### EXERCISE GOAL
How many of the lines contain the string "haben"? Give the number, with no other words.

[A run of records]
━━━━

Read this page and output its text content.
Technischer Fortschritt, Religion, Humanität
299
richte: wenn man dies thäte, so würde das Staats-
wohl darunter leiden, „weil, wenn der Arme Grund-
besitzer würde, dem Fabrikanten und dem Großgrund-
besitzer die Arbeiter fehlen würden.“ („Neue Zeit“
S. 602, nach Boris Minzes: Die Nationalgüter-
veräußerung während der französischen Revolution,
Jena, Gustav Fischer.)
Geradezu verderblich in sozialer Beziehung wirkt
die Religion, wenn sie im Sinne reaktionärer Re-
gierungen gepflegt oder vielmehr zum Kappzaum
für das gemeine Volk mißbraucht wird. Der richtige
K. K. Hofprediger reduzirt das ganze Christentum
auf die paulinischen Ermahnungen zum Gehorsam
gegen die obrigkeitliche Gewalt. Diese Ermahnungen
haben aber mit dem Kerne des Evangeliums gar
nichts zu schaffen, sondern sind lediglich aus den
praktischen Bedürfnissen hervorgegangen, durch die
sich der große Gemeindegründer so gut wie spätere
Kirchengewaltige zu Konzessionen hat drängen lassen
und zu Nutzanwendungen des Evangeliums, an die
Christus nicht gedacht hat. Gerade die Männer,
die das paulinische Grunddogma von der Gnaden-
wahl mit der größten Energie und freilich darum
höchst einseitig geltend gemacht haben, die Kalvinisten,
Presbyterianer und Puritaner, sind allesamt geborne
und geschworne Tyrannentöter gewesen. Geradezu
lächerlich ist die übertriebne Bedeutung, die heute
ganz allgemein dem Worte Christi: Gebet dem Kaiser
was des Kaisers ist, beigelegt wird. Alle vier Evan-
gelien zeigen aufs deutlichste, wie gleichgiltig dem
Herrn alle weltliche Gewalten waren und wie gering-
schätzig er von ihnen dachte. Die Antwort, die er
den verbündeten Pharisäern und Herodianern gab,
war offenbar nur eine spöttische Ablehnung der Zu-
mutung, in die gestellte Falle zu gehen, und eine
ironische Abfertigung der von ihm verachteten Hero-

━━━━

### SOLUTION BELOW
2